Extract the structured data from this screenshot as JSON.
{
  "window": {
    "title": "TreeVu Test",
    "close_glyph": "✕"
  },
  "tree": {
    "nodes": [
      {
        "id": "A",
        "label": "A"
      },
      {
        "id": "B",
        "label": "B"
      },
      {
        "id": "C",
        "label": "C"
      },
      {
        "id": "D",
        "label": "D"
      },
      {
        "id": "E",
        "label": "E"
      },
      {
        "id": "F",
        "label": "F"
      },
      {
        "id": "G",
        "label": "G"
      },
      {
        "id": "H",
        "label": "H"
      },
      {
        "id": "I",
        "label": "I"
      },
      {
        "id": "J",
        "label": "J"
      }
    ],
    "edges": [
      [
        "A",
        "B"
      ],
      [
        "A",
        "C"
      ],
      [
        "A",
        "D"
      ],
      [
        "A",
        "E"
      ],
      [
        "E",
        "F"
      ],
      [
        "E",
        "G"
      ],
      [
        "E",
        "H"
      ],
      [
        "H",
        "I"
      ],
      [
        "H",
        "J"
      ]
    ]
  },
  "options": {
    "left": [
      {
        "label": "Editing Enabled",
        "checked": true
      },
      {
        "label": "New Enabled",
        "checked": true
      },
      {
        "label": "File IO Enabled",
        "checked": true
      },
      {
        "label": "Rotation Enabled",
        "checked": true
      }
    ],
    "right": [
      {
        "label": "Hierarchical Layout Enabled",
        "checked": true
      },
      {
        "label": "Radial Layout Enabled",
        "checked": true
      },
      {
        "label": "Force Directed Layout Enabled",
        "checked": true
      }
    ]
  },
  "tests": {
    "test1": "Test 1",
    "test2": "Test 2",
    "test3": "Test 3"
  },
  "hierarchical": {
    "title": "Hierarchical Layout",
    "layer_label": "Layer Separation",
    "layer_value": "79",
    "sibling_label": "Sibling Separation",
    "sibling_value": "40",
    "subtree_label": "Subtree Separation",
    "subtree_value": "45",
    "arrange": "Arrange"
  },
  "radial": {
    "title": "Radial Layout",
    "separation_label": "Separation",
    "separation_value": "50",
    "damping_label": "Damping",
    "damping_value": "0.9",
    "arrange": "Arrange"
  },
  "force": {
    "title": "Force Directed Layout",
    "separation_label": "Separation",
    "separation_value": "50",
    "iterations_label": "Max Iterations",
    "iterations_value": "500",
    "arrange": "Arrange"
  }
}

###

**Problem details:** Using the data above, output each line exactly.

**Written answer:**
Extract the structured data from this screenshot as JSON.
{
  "window": {
    "title": "TreeVu Test",
    "close_glyph": "✕"
  },
  "tree": {
    "nodes": [
      {
        "id": "A",
        "label": "A"
      },
      {
        "id": "B",
        "label": "B"
      },
      {
        "id": "C",
        "label": "C"
      },
      {
        "id": "D",
        "label": "D"
      },
      {
        "id": "E",
        "label": "E"
      },
      {
        "id": "F",
        "label": "F"
      },
      {
        "id": "G",
        "label": "G"
      },
      {
        "id": "H",
        "label": "H"
      },
      {
        "id": "I",
        "label": "I"
      },
      {
        "id": "J",
        "label": "J"
      }
    ],
    "edges": [
      [
        "A",
        "B"
      ],
      [
        "A",
        "C"
      ],
      [
        "A",
        "D"
      ],
      [
        "A",
        "E"
      ],
      [
        "E",
        "F"
      ],
      [
        "E",
        "G"
      ],
      [
        "E",
        "H"
      ],
      [
        "H",
        "I"
      ],
      [
        "H",
        "J"
      ]
    ]
  },
  "options": {
    "left": [
      {
        "label": "Editing Enabled",
        "checked": true
      },
      {
        "label": "New Enabled",
        "checked": true
      },
      {
        "label": "File IO Enabled",
        "checked": true
      },
      {
        "label": "Rotation Enabled",
        "checked": true
      }
    ],
    "right": [
      {
        "label": "Hierarchical Layout Enabled",
        "checked": true
      },
      {
        "label": "Radial Layout Enabled",
        "checked": true
      },
      {
        "label": "Force Directed Layout Enabled",
        "checked": true
      }
    ]
  },
  "tests": {
    "test1": "Test 1",
    "test2": "Test 2",
    "test3": "Test 3"
  },
  "hierarchical": {
    "title": "Hierarchical Layout",
    "layer_label": "Layer Separation",
    "layer_value": "79",
    "sibling_label": "Sibling Separation",
    "sibling_value": "40",
    "subtree_label": "Subtree Separation",
    "subtree_value": "45",
    "arrange": "Arrange"
  },
  "radial": {
    "title": "Radial Layout",
    "separation_label": "Separation",
    "separation_value": "50",
    "damping_label": "Damping",
    "damping_value": "0.9",
    "arrange": "Arrange"
  },
  "force": {
    "title": "Force Directed Layout",
    "separation_label": "Separation",
    "separation_value": "50",
    "iterations_label": "Max Iterations",
    "iterations_value": "500",
    "arrange": "Arrange"
  }
}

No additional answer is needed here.